Given instruction:
Write out the data below exactly as given, without any of its pictures.

[Stored entries]
-.-.-

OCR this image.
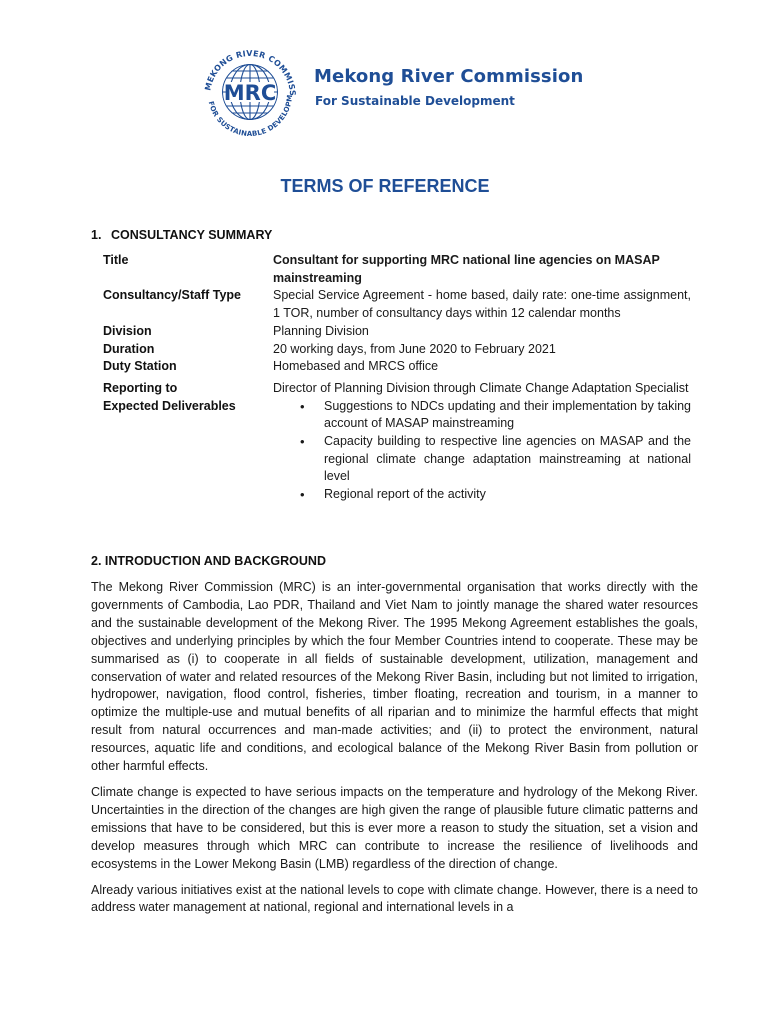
MEKONG RIVER COMMISS
FOR SUSTAINABLE DEVELOPM
MRC
Mekong River Commission

For Sustainable Development

TERMS OF REFERENCE
1. CONSULTANCY SUMMARY
Title	Consultant for supporting MRC national line agencies on MASAP mainstreaming
Consultancy/Staff Type	Special Service Agreement - home based, daily rate: one-time assignment, 1 TOR, number of consultancy days within 12 calendar months
Division	Planning Division
Duration	20 working days, from June 2020 to February 2021
Duty Station	Homebased and MRCS office
Reporting to	Director of Planning Division through Climate Change Adaptation Specialist
Expected Deliverables
•	Suggestions to NDCs updating and their implementation by taking account of MASAP mainstreaming
• Capacity building to respective line agencies on MASAP and the regional climate change adaptation mainstreaming at national level
• Regional report of the activity
2. INTRODUCTION AND BACKGROUND

The Mekong River Commission (MRC) is an inter-governmental organisation that works directly with the governments of Cambodia, Lao PDR, Thailand and Viet Nam to jointly manage the shared water resources and the sustainable development of the Mekong River. The 1995 Mekong Agreement establishes the goals, objectives and underlying principles by which the four Member Countries intend to cooperate. These may be summarised as (i) to cooperate in all fields of sustainable development, utilization, management and conservation of water and related resources of the Mekong River Basin, including but not limited to irrigation, hydropower, navigation, flood control, fisheries, timber floating, recreation and tourism, in a manner to optimize the multiple-use and mutual benefits of all riparian and to minimize the harmful effects that might result from natural occurrences and man-made activities; and (ii) to protect the environment, natural resources, aquatic life and conditions, and ecological balance of the Mekong River Basin from pollution or other harmful effects.

Climate change is expected to have serious impacts on the temperature and hydrology of the Mekong River. Uncertainties in the direction of the changes are high given the range of plausible future climatic patterns and emissions that have to be considered, but this is ever more a reason to study the situation, set a vision and develop measures through which MRC can contribute to increase the resilience of livelihoods and ecosystems in the Lower Mekong Basin (LMB) regardless of the direction of change.

Already various initiatives exist at the national levels to cope with climate change. However, there is a need to address water management at national, regional and international levels in a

-.-.-

Response to this exercise:
OCR this image.
MEKONG RIVER COMMISS
FOR SUSTAINABLE DEVELOPM
MRC
Mekong River Commission

For Sustainable Development

TERMS OF REFERENCE
1. CONSULTANCY SUMMARY
Title	Consultant for supporting MRC national line agencies on MASAP mainstreaming
Consultancy/Staff Type	Special Service Agreement - home based, daily rate: one-time assignment, 1 TOR, number of consultancy days within 12 calendar months
Division	Planning Division
Duration	20 working days, from June 2020 to February 2021
Duty Station	Homebased and MRCS office
Reporting to	Director of Planning Division through Climate Change Adaptation Specialist
Expected Deliverables
•	Suggestions to NDCs updating and their implementation by taking account of MASAP mainstreaming
• Capacity building to respective line agencies on MASAP and the regional climate change adaptation mainstreaming at national level
• Regional report of the activity
2. INTRODUCTION AND BACKGROUND

The Mekong River Commission (MRC) is an inter-governmental organisation that works directly with the governments of Cambodia, Lao PDR, Thailand and Viet Nam to jointly manage the shared water resources and the sustainable development of the Mekong River. The 1995 Mekong Agreement establishes the goals, objectives and underlying principles by which the four Member Countries intend to cooperate. These may be summarised as (i) to cooperate in all fields of sustainable development, utilization, management and conservation of water and related resources of the Mekong River Basin, including but not limited to irrigation, hydropower, navigation, flood control, fisheries, timber floating, recreation and tourism, in a manner to optimize the multiple-use and mutual benefits of all riparian and to minimize the harmful effects that might result from natural occurrences and man-made activities; and (ii) to protect the environment, natural resources, aquatic life and conditions, and ecological balance of the Mekong River Basin from pollution or other harmful effects.

Climate change is expected to have serious impacts on the temperature and hydrology of the Mekong River. Uncertainties in the direction of the changes are high given the range of plausible future climatic patterns and emissions that have to be considered, but this is ever more a reason to study the situation, set a vision and develop measures through which MRC can contribute to increase the resilience of livelihoods and ecosystems in the Lower Mekong Basin (LMB) regardless of the direction of change.

Already various initiatives exist at the national levels to cope with climate change. However, there is a need to address water management at national, regional and international levels in a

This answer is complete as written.